Task: Your task is to repeat the entries word for word while leaving out the pictures.

Raw records:

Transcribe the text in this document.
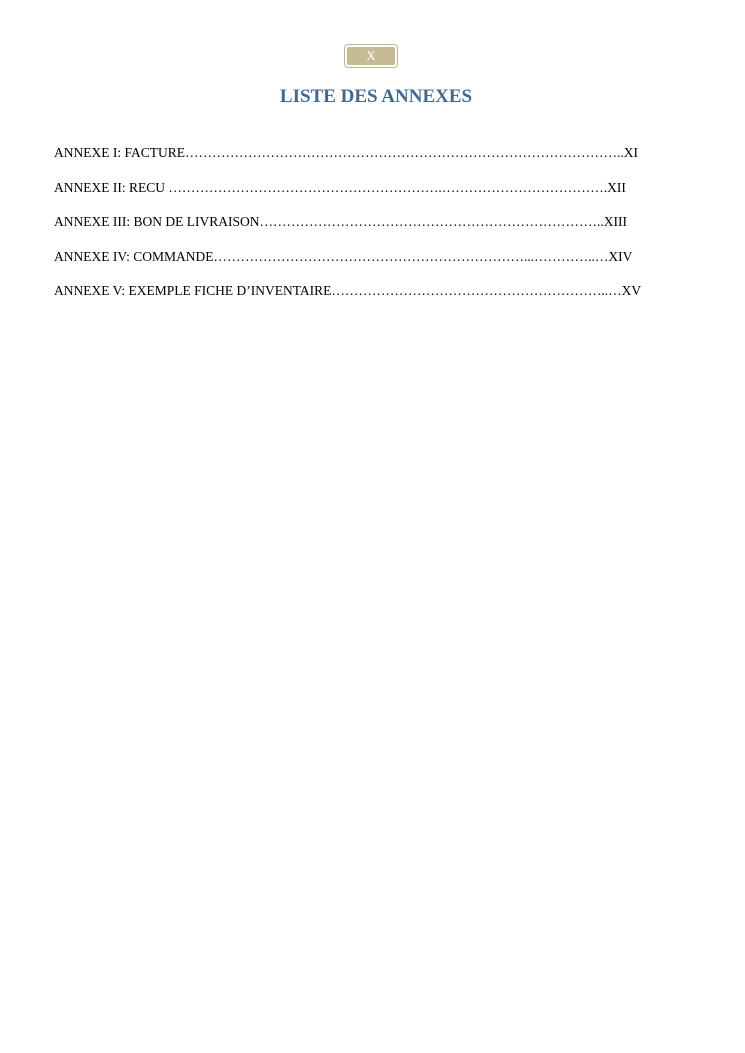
X
LISTE DES ANNEXES
ANNEXE I: FACTURE……………………………………………………………………………………..XI
ANNEXE II: RECU …………………………………………………….……………………………….XII
ANNEXE III: BON DE LIVRAISON…………………………………………………………………..XIII
ANNEXE IV: COMMANDE……………………………………………………………...…………..…XIV
ANNEXE V: EXEMPLE FICHE D’INVENTAIRE……………………………………………………..…XV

Answer to this task:
Transcribe the text in this document.
X
LISTE DES ANNEXES
ANNEXE I: FACTURE……………………………………………………………………………………..XI
ANNEXE II: RECU …………………………………………………….……………………………….XII
ANNEXE III: BON DE LIVRAISON…………………………………………………………………..XIII
ANNEXE IV: COMMANDE……………………………………………………………...…………..…XIV
ANNEXE V: EXEMPLE FICHE D’INVENTAIRE……………………………………………………..…XV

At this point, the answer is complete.